*CHALLENGE*. Print the following lines exactly as they appear.

Dataset excerpt

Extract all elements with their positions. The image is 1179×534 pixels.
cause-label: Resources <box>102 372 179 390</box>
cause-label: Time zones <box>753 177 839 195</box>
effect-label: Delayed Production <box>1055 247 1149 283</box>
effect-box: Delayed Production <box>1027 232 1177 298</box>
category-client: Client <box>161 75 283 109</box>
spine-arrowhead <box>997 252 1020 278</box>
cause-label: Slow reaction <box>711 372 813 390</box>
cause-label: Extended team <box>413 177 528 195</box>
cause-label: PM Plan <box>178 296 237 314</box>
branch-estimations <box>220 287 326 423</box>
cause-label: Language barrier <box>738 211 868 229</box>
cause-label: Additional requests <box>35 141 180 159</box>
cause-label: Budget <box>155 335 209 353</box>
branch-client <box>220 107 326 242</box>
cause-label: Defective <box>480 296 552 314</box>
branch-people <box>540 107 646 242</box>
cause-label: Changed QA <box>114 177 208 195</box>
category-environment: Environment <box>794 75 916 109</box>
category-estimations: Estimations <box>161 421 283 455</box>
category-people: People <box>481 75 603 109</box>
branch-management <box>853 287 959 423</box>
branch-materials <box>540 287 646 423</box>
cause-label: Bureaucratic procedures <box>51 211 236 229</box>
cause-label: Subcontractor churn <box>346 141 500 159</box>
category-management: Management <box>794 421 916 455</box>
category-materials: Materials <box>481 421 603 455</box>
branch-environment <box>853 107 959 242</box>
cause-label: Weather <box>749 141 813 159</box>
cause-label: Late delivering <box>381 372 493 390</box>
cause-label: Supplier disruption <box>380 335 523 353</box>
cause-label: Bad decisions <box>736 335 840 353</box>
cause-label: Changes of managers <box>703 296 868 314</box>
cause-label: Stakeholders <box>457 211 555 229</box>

*EXERCISE RESULT*.
Extract all elements with their positions. The image is 1179×534 pixels.
cause-label: Resources <box>102 372 179 390</box>
cause-label: Time zones <box>753 177 839 195</box>
effect-label: Delayed Production <box>1055 247 1149 283</box>
effect-box: Delayed Production <box>1027 232 1177 298</box>
category-client: Client <box>161 75 283 109</box>
spine-arrowhead <box>997 252 1020 278</box>
cause-label: Slow reaction <box>711 372 813 390</box>
cause-label: Extended team <box>413 177 528 195</box>
cause-label: PM Plan <box>178 296 237 314</box>
branch-estimations <box>220 287 326 423</box>
cause-label: Language barrier <box>738 211 868 229</box>
cause-label: Additional requests <box>35 141 180 159</box>
cause-label: Budget <box>155 335 209 353</box>
branch-client <box>220 107 326 242</box>
cause-label: Defective <box>480 296 552 314</box>
branch-people <box>540 107 646 242</box>
cause-label: Changed QA <box>114 177 208 195</box>
category-environment: Environment <box>794 75 916 109</box>
category-estimations: Estimations <box>161 421 283 455</box>
category-people: People <box>481 75 603 109</box>
branch-management <box>853 287 959 423</box>
branch-materials <box>540 287 646 423</box>
cause-label: Bureaucratic procedures <box>51 211 236 229</box>
cause-label: Subcontractor churn <box>346 141 500 159</box>
category-management: Management <box>794 421 916 455</box>
category-materials: Materials <box>481 421 603 455</box>
branch-environment <box>853 107 959 242</box>
cause-label: Weather <box>749 141 813 159</box>
cause-label: Late delivering <box>381 372 493 390</box>
cause-label: Supplier disruption <box>380 335 523 353</box>
cause-label: Bad decisions <box>736 335 840 353</box>
cause-label: Changes of managers <box>703 296 868 314</box>
cause-label: Stakeholders <box>457 211 555 229</box>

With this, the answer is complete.